• _PROVIDED MATERIAL_
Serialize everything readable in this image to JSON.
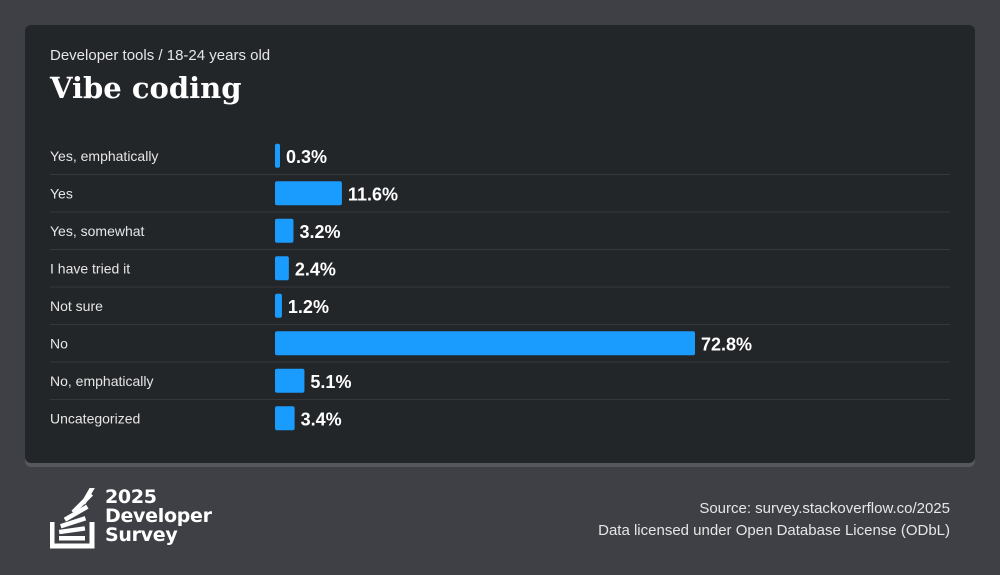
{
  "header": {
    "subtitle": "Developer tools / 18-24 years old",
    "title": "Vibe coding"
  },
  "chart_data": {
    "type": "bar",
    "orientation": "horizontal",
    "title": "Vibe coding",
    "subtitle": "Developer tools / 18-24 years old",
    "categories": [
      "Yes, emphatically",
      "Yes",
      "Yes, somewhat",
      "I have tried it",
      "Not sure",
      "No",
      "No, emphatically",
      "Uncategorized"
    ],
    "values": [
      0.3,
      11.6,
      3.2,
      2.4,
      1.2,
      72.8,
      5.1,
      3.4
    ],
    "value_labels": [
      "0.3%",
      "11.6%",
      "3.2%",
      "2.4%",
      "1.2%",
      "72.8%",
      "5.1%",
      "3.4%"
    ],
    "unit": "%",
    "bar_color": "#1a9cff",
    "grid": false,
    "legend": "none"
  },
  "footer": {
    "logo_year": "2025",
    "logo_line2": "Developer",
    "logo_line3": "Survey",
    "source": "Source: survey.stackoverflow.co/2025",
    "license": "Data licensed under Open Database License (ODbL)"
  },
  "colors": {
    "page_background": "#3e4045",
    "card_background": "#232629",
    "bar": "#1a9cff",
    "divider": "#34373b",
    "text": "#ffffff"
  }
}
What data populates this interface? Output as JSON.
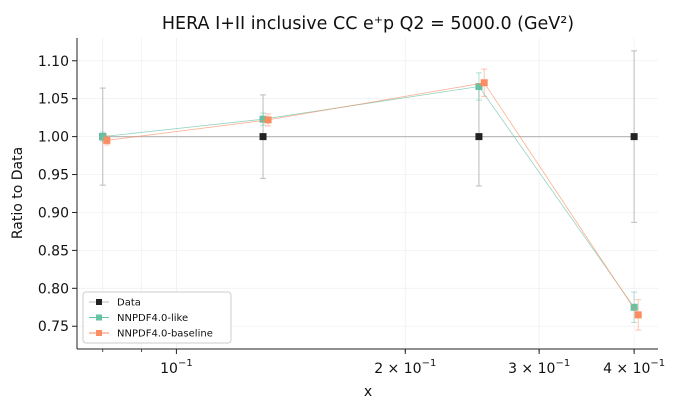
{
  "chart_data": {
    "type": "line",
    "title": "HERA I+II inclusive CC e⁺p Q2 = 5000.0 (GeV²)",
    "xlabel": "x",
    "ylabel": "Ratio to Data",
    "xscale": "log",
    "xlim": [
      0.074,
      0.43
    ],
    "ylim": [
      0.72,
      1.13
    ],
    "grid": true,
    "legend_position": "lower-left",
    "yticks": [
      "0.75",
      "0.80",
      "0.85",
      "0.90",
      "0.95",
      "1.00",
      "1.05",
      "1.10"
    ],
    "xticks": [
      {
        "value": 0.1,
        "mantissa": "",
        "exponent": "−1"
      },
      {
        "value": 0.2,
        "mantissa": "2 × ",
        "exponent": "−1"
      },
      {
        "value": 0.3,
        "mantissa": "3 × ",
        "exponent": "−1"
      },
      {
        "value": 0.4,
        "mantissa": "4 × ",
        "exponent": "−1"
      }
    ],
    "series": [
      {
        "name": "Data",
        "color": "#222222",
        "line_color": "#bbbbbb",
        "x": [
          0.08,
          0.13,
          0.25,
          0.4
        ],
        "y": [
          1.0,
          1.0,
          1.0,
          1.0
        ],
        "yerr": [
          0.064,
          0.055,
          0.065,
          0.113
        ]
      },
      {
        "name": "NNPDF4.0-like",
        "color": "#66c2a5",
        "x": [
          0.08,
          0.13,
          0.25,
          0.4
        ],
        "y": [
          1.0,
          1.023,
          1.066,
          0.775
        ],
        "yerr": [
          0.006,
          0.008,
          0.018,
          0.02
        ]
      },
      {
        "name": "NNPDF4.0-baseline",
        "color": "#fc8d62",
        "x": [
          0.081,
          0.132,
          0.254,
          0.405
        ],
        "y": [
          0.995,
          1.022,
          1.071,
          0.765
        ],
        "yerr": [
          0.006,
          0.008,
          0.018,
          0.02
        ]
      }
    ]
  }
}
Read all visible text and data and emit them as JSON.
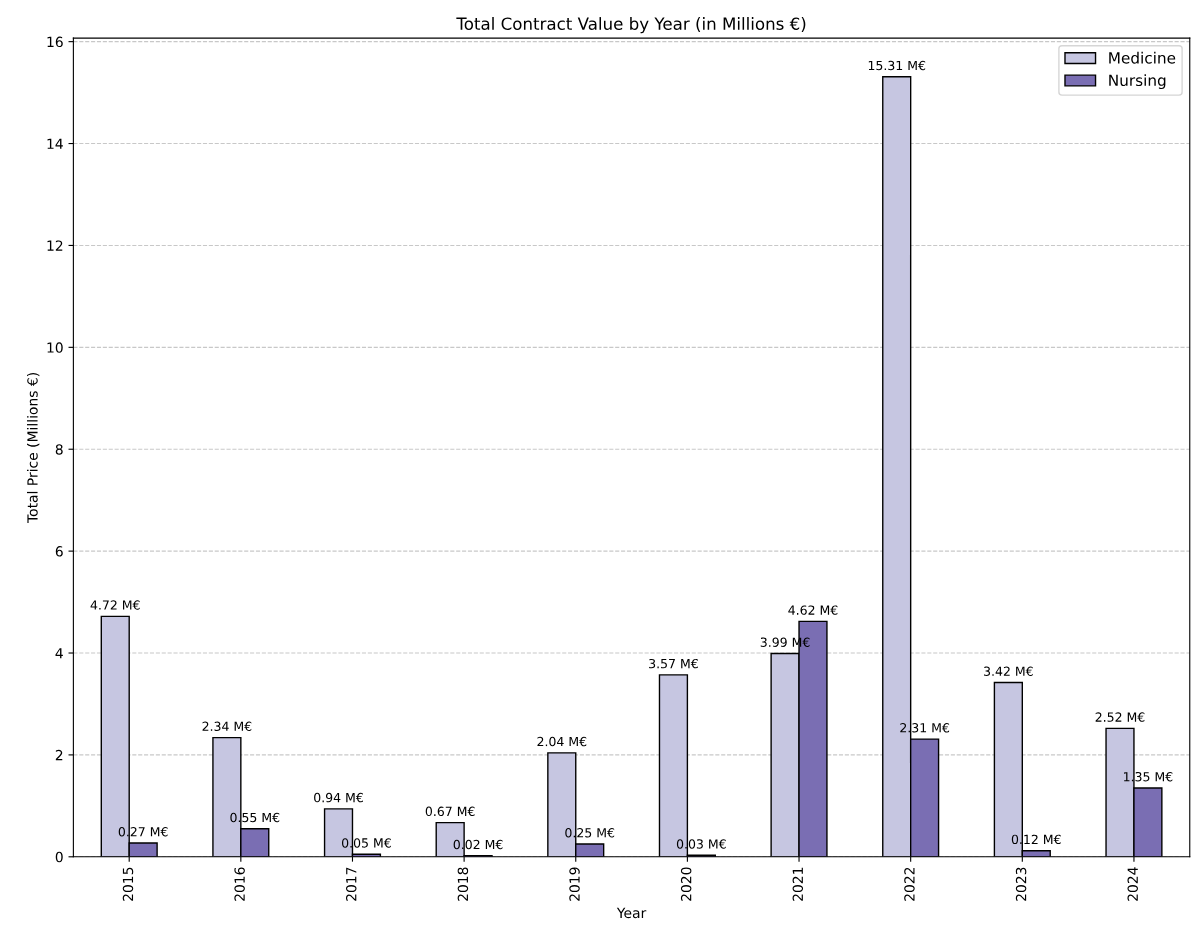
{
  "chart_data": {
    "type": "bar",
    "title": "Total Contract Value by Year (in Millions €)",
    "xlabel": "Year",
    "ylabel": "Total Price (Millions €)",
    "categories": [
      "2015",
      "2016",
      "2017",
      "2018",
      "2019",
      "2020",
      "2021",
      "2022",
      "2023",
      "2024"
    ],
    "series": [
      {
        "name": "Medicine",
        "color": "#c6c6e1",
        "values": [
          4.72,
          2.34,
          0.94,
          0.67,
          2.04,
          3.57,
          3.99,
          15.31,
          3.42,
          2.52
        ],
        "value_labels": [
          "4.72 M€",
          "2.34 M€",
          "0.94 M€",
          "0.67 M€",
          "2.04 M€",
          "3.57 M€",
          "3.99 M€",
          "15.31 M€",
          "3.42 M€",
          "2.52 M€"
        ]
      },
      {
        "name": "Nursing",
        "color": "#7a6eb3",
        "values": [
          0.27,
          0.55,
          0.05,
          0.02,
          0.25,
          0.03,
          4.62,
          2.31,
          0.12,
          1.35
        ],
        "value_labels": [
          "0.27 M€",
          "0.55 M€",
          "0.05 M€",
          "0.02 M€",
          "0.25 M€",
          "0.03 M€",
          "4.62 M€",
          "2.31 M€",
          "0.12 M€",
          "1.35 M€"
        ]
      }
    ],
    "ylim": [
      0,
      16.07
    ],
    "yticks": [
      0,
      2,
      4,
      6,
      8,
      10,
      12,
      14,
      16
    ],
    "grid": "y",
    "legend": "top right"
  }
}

• _AIM OF THE EXERCISE_
Identify and list each line with the word "Millions".

• _WRITTEN ANSWER_
    "title": "Total Contract Value by Year (in Millions €)",
    "ylabel": "Total Price (Millions €)",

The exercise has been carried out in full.